- _EXERCISE OBJECTIVE_:
Return the part of the Fort-17 pistol text below from "The Fort 17" to "particular shooter's grip.", copied word for word.

━━━━━ PASSAGE TO READ

Semi-automatic pistol

The Fort 17 (Форт-17) is a semi-automatic pistol which was designed in the year 2004 by Ukrainian firearms designer RPC Fort.

==Design details==

The pistol is similar to the Fort 12, but as it's made of polymer, the Fort-17 is much lighter than its predecessor.

The Fort-17 also features a removable grip backstrap to fit a particular shooter's grip.

==Variants==

| English | Ukrainian | Cartridge | Description | Reference |
| Fort-17 | Форт-17 | 9×18mm Makarov |  |  |
| Fort-17 CURZ | Форт-17 CURZ | 9 mm Kurz |  |  |
| Kobra | Кобра | 9×18mm Makarov | IPSC sport pistol |  |
| Kordon | Кордон | .22 Long Rifle | Sporting pistol;10 rounds box magazine |  |
| Fort 17R | Форт-17Р | Rubber bullets | Non-lethal gas pistol |  |
| Fort 17T | Форт-17T |  |

== Accessories ==

| English name | Ukrainian name | Description | Reference |
| LT-6A | ЛТ-6А | Gun-mounted flashlight |  |
| Migdal | Мигдаль | A helmet-mounted weapon accessory invented for special forces; it allows its operator to both see and attack an armed target using a periscope-like lens, without exposing the operator to counterattack |

== Users ==
- Ukraine
  - Ukrainian Army
  - Ukrhydroenergo
  - Ministry of Internal Affairs
  - National Police of Ukraine
  - State Savings Bank of Ukraine
- Lugansk People's Republic
  - At least several pistols

=== Former ===
Russian Federation
- Imports were allowed since 2007 until July 2011
  - Since August 2014, Ukraine have banned the export of arms and military products to Russia, including magazines and other spare parts for previously sold pistols.

━━━━━━━━━━
━━━━━ EXCERPTED RECORDS

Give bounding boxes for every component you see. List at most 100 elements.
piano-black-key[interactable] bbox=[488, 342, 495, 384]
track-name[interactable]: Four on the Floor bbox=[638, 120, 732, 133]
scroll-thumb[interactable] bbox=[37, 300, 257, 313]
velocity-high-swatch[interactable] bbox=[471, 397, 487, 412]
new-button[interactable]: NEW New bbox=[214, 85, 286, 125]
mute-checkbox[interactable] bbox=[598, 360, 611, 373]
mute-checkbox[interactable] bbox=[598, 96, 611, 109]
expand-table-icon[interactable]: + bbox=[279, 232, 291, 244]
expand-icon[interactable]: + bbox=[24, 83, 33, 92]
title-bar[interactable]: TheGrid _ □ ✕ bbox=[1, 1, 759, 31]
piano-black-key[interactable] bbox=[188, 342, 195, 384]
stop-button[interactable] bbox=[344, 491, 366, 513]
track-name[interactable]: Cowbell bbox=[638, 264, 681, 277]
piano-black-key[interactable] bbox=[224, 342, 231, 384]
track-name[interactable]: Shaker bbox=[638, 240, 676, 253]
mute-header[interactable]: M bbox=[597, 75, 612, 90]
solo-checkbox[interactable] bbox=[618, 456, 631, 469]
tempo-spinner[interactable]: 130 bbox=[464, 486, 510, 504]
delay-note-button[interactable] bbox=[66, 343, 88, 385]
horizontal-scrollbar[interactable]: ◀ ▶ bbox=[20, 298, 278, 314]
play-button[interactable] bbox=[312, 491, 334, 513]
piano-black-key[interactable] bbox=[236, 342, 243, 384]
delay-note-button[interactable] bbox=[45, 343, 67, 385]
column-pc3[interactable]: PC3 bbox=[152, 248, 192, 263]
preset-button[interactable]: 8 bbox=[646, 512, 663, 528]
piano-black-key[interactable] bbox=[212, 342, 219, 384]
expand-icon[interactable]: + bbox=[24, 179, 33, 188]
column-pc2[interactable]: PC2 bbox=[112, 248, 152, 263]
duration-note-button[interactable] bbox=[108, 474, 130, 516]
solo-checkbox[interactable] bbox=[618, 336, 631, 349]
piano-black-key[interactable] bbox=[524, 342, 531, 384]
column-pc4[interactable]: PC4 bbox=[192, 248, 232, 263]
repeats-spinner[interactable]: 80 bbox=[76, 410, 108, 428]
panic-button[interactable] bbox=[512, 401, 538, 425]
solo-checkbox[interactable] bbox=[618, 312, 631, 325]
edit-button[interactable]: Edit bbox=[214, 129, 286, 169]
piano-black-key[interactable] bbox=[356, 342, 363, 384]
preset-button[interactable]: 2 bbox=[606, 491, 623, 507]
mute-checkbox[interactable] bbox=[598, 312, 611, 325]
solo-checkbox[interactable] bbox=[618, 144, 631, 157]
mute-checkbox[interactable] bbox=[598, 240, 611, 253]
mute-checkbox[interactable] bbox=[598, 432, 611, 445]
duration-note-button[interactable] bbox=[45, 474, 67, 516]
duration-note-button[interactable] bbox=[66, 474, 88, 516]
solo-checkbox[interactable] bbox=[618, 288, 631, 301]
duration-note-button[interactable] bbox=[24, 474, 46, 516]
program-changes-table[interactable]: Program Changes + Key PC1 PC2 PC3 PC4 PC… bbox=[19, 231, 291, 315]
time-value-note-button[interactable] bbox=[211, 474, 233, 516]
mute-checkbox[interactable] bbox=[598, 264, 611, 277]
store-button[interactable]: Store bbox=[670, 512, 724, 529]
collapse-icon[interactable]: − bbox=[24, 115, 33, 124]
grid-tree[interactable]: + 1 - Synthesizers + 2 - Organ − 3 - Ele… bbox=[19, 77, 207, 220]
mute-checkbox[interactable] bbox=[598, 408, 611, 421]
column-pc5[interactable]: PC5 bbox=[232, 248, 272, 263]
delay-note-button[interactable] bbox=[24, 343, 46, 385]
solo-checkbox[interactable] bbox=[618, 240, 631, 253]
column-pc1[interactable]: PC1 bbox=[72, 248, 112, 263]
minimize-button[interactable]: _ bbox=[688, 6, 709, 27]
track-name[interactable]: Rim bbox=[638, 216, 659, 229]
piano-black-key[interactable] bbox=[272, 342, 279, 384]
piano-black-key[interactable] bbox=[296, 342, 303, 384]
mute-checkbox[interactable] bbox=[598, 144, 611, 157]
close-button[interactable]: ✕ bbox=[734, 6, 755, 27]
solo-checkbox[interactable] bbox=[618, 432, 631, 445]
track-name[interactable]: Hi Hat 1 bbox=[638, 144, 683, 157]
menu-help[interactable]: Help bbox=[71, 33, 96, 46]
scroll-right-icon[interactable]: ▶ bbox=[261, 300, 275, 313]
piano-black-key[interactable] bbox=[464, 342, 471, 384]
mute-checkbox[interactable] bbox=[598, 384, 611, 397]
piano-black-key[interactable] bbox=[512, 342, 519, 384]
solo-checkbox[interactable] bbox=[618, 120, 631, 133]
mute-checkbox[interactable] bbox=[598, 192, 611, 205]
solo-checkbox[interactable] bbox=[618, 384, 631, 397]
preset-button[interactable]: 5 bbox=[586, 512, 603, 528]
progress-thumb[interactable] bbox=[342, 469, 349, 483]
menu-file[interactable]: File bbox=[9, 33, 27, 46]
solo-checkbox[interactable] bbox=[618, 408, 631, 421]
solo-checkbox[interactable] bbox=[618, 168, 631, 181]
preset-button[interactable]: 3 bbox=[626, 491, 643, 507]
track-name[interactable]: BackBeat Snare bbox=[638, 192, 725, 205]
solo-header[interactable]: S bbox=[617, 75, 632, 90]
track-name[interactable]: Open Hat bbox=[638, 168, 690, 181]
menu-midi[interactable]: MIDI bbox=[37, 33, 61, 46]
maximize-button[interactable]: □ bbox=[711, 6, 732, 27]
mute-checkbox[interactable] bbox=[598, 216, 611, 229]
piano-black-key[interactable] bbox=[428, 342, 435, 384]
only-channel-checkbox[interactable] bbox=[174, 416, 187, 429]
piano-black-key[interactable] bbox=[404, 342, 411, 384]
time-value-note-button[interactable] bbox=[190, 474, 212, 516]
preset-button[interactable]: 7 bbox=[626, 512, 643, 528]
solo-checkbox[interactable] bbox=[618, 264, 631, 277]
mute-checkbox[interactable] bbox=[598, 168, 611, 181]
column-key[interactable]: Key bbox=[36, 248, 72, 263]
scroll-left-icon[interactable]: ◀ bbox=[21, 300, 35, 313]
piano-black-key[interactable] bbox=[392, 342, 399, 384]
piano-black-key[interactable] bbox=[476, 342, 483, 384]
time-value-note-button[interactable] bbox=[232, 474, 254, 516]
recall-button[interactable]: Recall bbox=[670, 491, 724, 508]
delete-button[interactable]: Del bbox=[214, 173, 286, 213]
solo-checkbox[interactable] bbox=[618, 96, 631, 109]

━━━━━━━━━━

- _SOLVED PROBLEM_:
The Fort 17 (Форт-17) is a semi-automatic pistol which was designed in the year 2004 by Ukrainian firearms designer RPC Fort.

==Design details==

The pistol is similar to the Fort 12, but as it's made of polymer, the Fort-17 is much lighter than its predecessor.

The Fort-17 also features a removable grip backstrap to fit a particular shooter's grip.